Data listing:
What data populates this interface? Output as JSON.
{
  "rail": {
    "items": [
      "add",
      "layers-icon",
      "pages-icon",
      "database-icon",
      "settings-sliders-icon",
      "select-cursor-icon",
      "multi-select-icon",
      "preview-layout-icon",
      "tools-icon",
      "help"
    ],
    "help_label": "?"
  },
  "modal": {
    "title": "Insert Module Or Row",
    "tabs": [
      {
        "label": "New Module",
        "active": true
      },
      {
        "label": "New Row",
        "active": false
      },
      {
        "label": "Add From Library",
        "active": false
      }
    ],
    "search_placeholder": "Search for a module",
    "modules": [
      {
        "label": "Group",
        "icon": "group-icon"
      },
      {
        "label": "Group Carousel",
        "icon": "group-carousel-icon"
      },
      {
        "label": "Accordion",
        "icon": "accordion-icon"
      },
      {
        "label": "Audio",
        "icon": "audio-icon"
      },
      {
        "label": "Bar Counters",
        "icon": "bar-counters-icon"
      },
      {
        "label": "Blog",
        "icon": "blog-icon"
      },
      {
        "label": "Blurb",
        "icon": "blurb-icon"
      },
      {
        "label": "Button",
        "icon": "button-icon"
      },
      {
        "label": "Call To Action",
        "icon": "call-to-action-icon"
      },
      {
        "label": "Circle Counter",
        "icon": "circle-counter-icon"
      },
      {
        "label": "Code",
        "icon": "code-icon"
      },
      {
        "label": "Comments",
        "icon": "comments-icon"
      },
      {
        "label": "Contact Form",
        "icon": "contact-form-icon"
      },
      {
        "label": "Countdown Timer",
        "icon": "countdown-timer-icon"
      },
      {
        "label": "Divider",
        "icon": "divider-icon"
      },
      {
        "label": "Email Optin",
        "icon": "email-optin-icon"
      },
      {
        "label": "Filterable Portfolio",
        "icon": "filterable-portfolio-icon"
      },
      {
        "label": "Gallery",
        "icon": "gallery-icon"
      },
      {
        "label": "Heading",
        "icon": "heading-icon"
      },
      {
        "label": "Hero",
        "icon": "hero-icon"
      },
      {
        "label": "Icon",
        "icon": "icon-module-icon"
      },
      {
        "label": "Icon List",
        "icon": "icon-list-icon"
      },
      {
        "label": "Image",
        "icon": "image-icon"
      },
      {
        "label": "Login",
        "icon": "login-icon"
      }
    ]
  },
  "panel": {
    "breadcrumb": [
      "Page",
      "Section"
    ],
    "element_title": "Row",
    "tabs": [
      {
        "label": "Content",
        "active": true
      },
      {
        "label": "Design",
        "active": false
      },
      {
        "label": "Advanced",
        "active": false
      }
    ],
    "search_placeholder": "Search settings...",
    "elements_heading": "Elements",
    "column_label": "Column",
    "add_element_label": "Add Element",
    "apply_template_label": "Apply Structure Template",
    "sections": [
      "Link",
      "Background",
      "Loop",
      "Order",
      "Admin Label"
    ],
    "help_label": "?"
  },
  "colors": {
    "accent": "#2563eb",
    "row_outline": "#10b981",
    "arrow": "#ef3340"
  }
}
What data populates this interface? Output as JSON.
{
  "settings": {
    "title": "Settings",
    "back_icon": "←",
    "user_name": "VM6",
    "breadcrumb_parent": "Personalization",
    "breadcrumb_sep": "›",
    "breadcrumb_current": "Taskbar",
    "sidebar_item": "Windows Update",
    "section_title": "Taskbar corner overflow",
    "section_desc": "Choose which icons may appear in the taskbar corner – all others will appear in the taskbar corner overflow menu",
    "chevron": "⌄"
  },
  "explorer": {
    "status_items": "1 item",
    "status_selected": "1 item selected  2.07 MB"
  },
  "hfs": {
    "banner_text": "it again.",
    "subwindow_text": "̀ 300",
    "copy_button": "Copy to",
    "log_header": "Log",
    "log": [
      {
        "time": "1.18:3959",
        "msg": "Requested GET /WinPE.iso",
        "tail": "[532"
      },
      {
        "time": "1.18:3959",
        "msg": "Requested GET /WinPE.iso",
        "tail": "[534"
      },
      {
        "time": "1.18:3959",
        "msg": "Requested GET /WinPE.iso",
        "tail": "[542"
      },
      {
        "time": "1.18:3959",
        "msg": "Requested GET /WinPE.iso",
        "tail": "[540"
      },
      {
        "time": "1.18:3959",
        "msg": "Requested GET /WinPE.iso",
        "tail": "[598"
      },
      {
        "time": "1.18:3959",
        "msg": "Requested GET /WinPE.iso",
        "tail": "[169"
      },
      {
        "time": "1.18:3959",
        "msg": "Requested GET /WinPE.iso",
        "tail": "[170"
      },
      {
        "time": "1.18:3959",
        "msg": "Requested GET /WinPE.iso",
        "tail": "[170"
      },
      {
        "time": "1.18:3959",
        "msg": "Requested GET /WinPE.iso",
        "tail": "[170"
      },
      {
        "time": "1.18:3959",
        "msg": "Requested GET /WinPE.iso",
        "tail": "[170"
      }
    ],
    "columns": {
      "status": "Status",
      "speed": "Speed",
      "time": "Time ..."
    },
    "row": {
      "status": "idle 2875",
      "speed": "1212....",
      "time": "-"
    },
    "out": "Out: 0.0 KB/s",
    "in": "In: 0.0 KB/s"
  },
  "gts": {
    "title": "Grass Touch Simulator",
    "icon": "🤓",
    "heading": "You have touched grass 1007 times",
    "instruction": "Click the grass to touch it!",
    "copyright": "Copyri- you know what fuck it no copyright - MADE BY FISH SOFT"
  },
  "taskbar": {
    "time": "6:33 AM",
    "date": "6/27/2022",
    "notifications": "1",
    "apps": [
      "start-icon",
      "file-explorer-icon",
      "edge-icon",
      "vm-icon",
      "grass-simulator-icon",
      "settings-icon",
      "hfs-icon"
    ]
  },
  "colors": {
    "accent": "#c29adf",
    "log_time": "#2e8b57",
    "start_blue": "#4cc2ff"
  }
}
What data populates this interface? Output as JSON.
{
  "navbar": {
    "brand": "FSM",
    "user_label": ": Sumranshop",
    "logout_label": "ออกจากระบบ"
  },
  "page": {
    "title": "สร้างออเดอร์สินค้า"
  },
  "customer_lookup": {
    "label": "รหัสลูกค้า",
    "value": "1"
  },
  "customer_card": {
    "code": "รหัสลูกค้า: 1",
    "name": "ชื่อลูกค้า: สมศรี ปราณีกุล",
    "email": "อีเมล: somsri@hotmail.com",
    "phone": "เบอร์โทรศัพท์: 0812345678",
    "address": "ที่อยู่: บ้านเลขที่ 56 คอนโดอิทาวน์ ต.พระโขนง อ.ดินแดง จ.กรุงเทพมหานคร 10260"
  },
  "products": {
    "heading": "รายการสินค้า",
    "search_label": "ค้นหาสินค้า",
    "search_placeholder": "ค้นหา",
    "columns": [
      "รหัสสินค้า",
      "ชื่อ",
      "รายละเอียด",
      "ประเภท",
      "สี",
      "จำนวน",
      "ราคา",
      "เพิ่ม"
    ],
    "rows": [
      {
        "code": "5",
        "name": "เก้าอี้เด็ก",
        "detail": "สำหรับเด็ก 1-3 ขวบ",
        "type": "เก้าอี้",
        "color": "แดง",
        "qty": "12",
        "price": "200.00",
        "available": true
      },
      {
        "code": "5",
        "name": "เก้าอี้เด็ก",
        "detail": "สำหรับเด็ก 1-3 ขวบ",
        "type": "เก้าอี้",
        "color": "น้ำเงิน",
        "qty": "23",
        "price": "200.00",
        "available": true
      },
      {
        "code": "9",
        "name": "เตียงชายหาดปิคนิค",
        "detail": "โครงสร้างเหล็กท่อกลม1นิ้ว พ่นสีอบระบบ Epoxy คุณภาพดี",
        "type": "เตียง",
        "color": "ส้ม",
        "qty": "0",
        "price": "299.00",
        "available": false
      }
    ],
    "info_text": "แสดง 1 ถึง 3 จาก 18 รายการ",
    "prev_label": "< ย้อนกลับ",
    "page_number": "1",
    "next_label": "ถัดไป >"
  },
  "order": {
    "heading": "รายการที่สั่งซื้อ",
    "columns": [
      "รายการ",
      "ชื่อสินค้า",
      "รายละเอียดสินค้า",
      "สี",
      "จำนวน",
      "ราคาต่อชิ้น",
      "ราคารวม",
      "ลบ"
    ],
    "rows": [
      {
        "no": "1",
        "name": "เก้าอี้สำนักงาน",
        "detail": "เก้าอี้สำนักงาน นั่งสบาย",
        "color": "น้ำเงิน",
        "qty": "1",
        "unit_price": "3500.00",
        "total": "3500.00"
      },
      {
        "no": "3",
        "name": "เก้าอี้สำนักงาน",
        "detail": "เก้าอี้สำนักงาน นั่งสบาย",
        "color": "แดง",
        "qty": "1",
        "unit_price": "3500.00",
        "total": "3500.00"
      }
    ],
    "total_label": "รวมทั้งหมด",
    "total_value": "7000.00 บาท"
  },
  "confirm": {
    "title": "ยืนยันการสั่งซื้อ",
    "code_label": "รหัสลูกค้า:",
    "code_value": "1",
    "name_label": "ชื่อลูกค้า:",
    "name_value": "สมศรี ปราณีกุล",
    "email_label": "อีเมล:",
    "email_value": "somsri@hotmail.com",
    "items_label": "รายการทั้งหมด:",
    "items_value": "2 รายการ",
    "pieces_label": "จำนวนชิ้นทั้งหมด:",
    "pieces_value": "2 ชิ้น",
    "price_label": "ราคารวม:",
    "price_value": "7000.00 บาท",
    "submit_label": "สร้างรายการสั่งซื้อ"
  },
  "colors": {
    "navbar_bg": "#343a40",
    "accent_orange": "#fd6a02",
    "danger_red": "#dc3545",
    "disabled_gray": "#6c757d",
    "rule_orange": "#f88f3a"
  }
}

> **Task statement**
Find the word "somsri" and list each line it appears in.

> **Expected output**
    "email": "อีเมล: somsri@hotmail.com",
    "email_value": "somsri@hotmail.com",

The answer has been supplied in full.